Search the data for the string "Farm" and extract every line where it appears.
--- Data for processing ---
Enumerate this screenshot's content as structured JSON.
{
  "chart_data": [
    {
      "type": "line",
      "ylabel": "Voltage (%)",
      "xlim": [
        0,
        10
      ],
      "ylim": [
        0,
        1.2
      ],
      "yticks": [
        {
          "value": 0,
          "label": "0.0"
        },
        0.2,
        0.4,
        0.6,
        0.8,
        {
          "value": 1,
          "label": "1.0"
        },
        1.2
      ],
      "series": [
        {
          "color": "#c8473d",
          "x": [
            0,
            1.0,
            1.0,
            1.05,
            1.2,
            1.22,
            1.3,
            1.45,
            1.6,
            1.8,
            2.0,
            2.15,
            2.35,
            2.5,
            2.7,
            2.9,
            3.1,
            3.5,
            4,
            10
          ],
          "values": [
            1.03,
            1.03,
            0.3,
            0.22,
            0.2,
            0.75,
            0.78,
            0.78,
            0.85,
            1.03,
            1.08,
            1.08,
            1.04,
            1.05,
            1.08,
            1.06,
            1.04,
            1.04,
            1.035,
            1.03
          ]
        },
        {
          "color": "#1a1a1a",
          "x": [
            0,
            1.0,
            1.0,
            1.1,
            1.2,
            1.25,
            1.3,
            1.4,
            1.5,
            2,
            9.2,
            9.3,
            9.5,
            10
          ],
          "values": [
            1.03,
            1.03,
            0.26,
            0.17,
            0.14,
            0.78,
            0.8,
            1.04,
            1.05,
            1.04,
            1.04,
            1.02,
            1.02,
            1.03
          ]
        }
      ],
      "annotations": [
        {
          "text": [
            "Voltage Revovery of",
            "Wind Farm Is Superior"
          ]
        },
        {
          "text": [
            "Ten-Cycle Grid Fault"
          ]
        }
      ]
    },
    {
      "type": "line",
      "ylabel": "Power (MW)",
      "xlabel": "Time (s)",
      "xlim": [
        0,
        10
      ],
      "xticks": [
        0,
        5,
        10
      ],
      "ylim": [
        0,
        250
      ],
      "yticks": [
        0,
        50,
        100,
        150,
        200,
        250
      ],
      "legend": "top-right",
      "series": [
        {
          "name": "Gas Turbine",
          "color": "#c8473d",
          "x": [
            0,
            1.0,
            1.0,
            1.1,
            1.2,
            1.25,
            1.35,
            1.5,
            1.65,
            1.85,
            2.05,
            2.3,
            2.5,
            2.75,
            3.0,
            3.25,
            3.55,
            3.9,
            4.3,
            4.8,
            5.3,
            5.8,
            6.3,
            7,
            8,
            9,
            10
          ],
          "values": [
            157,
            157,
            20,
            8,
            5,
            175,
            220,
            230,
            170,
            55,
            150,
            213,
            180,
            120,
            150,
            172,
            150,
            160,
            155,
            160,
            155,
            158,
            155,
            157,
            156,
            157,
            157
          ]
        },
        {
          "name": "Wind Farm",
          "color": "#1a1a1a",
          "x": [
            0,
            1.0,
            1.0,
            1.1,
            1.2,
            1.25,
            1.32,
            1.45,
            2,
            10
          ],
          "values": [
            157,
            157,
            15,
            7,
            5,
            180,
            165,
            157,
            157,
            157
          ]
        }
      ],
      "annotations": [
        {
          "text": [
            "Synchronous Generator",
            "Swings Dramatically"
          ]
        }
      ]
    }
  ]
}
---
**Answer to this exercise**
            "Wind Farm Is Superior"
          "name": "Wind Farm",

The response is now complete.